Fue desde el mismísimo estadio Santiago Bernabéu, casa del Real Madrid, donde se comenzó a divulgar la noticia de que los 12 clubes más grandes y poderosos del viejo continente habían decidido crear su propia competencia. Un torneo cerrado y elitista que movería miles de millones de euros y que provocó la rápida reacción de la UEFA, confederación europea de la FIFA y máximo ente del fútbol en aquel continente, por el efecto negativo que tendría en la histórica Champions League.

Europa se despertaba con la novedad y muchos comenzaron a catalogar el hecho como un “golpe de estado”. Y claro, no podía ser coincidencia que Florentino Pérez, presidente del Real Madrid y máximo defensor de la cuestionada nueva competencia, haya elegido la oscuridad y quietud de la medianoche madrileña para hacer pública la noticia. Pero ¿por qué está siendo tan cuestionada la idea de Florentino?

Hay dos grandes críticas hacia el novedoso proyecto: la crítica deportiva y la económica.
....................
Problema 1:
Responde según el fragmento sobre la nueva competencia de los clubes europeos:
(a) ¿Desde qué estadio se comenzó a divulgar la noticia?
(b) ¿Cuántos clubes habían decidido crear su propia competencia?
(c) ¿Cuáles son las dos grandes críticas hacia el proyecto?
Problema 2: Copia del fragmento sobre la nueva competencia de los clubes europeos el pasaje que va desde "Europa se despertaba" hasta "idea de Florentino?", incluido este último.
Problema 3: ¿Cómo seguiría el fragmento sobre la nueva competencia de los clubes europeos? Escribe la continuación a partir de su última oración.
....................
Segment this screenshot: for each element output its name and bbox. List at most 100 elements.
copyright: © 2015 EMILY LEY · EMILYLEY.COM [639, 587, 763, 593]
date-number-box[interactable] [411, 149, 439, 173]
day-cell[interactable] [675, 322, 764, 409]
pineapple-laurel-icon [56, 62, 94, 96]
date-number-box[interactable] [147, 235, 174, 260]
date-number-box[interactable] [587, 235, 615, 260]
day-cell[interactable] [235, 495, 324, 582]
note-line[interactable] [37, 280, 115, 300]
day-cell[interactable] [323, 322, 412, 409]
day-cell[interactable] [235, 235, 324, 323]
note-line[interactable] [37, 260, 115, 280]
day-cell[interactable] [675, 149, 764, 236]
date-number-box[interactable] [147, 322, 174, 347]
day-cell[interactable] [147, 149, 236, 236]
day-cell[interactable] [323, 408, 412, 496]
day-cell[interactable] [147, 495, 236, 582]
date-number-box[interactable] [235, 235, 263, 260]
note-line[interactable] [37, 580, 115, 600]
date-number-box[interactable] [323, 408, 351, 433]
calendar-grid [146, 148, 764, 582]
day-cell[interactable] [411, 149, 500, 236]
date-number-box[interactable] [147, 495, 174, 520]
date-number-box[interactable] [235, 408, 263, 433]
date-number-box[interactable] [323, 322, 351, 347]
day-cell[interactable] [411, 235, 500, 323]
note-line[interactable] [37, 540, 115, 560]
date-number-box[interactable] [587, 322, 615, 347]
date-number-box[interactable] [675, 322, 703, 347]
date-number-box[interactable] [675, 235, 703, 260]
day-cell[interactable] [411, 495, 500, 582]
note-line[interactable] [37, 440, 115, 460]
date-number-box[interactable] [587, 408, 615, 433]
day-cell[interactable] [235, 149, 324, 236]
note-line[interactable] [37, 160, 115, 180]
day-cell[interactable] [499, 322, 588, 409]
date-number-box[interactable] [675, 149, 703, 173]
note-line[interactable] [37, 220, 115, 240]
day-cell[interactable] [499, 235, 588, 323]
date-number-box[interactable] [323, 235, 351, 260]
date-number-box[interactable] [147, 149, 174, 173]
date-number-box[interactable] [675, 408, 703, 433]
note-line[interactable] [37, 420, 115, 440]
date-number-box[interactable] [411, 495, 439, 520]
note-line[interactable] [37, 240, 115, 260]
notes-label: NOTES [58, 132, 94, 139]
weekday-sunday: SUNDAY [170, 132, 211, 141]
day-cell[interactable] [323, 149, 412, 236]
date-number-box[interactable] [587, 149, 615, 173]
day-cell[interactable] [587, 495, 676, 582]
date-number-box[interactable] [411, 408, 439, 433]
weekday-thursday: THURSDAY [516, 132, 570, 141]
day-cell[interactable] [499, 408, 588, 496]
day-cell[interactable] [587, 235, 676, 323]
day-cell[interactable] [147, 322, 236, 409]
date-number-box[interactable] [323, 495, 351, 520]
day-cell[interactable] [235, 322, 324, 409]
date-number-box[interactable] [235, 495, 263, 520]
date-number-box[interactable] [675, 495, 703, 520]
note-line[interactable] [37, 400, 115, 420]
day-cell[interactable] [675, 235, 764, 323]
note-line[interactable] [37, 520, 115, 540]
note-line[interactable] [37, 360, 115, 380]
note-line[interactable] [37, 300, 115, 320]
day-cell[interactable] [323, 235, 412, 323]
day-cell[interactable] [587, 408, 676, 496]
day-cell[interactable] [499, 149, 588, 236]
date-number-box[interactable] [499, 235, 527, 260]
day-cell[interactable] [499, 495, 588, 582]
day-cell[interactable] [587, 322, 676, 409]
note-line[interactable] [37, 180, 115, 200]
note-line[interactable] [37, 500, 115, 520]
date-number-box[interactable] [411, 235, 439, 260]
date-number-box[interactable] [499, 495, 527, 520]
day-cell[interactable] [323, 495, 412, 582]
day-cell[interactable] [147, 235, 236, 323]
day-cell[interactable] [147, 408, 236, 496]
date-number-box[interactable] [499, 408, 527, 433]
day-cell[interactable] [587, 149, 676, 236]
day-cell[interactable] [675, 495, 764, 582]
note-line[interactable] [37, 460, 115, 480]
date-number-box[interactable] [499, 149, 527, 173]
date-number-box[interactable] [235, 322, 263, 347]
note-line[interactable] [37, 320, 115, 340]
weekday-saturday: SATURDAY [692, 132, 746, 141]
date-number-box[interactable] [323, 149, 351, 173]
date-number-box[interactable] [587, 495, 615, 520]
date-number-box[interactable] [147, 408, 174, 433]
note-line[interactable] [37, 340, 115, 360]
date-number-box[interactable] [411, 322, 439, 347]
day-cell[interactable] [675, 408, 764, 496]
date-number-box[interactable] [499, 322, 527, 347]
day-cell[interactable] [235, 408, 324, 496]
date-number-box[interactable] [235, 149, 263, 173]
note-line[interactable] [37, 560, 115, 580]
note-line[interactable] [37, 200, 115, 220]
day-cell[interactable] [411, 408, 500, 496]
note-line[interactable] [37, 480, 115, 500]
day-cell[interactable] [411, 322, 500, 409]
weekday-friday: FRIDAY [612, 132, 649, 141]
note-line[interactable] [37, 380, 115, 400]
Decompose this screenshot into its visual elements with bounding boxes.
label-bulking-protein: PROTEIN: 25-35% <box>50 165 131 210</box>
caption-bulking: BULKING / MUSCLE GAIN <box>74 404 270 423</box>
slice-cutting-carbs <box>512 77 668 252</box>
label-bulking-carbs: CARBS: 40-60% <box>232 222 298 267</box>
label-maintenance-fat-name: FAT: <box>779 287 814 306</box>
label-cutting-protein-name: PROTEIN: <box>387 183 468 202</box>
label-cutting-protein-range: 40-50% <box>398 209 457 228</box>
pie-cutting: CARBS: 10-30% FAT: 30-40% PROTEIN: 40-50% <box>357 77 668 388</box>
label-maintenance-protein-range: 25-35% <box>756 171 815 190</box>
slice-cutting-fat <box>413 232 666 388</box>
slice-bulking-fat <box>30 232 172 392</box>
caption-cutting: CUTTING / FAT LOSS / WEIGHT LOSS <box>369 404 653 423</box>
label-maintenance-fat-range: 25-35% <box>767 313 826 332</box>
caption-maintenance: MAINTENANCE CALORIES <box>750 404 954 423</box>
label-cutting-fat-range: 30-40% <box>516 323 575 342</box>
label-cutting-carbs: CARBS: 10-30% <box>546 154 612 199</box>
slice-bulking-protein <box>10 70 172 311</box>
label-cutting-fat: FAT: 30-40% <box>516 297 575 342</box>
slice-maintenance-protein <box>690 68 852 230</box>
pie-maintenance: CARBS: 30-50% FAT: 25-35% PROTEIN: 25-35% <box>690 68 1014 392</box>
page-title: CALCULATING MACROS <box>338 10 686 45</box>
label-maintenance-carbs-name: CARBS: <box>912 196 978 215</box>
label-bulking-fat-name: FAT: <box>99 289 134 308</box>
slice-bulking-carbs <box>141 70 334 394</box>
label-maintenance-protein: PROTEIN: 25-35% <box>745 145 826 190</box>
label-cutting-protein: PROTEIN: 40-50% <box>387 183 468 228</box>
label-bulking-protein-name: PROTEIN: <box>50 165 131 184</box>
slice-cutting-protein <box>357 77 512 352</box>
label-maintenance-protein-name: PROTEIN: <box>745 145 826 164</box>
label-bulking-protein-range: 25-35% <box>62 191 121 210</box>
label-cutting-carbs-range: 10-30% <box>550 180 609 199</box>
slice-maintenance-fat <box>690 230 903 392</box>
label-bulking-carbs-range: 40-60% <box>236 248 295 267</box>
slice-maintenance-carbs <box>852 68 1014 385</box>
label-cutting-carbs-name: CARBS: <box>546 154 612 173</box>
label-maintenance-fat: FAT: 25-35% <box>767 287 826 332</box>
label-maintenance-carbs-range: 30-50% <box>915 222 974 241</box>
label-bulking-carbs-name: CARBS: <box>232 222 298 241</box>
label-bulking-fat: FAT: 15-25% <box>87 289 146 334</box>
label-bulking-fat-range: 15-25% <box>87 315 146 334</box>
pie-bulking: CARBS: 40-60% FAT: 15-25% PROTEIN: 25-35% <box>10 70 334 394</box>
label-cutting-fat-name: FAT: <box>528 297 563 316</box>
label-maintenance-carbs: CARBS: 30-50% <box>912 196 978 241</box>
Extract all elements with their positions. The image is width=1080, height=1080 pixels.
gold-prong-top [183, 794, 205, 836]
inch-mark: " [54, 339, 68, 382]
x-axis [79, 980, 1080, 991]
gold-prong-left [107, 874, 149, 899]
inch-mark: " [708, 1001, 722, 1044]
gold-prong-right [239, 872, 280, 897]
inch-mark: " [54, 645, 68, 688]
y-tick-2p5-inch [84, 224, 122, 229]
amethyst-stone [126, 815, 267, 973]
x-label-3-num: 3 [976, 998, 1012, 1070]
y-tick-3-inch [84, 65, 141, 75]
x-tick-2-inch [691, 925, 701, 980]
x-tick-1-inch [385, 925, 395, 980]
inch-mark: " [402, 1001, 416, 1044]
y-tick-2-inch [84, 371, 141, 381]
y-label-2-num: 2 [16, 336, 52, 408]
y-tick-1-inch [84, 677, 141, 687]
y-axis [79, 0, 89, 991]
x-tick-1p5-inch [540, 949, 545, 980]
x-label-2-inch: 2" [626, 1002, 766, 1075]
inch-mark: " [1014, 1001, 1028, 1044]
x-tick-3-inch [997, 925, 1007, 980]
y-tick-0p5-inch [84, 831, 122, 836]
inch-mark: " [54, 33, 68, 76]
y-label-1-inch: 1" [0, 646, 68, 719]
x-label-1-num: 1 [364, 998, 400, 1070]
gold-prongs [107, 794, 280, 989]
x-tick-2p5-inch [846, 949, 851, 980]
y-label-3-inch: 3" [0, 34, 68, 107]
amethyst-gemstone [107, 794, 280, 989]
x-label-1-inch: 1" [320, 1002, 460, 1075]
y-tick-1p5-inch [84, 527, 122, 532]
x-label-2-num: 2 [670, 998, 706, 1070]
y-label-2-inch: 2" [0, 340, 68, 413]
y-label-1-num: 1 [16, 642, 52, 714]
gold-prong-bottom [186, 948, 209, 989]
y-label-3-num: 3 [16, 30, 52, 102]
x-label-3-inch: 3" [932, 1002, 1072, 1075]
....................
Respuesta 1:
(a) Desde el estadio Santiago Bernabéu, casa del Real Madrid.
(b) Los 12 clubes más grandes y poderosos del viejo continente.
(c) La crítica deportiva y la económica.

Respuesta 2:
Europa se despertaba con la novedad y muchos comenzaron a catalogar el hecho como un “golpe de estado”. Y claro, no podía ser coincidencia que Florentino Pérez, presidente del Real Madrid y máximo defensor de la cuestionada nueva competencia, haya elegido la oscuridad y quietud de la medianoche madrileña para hacer pública la noticia. Pero ¿por qué está siendo tan cuestionada la idea de Florentino?

Respuesta 3:
Por un lado, el hecho de reservar un campeonato para los mismos 12 equipos más grandes de Europa es un perjuicio directo hacia el motivo de existencia de cualquier deporte: la búsqueda de la gesta deportiva, de la hazaña histórica, del héroe o heroína que es capaz de ganarle al más poderoso, un David capaz de vencer a Goliat. Guste o no, los hitos deportivos nacen de este tipo de proezas, sino pregunten en Europa sobre el Nápoles de Maradona, en América Latina sobre el Maracanazo, en Estados Unidos sobre el histórico combate entre Mike Tyson y Buster Douglas, en Australia sobre la medalla de oro de Steven Bradbury en los Juegos Olímpicos de 2002, o acá en Chile sobre la famosa frase “en la vida nada es imposible, hueón. Ni una hueá” de nuestro Nico Massú. El mundo entero está en busca de la hazaña.

La marginación de los equipos más débiles de la competencia internacional los deja sin sueños deportivos y asegura una injusta perpetuidad de los equipos más poderosos en la máxima competencia europea, sin respetar la relación entre esfuerzo y premio que cualquier deporte debe asegurar.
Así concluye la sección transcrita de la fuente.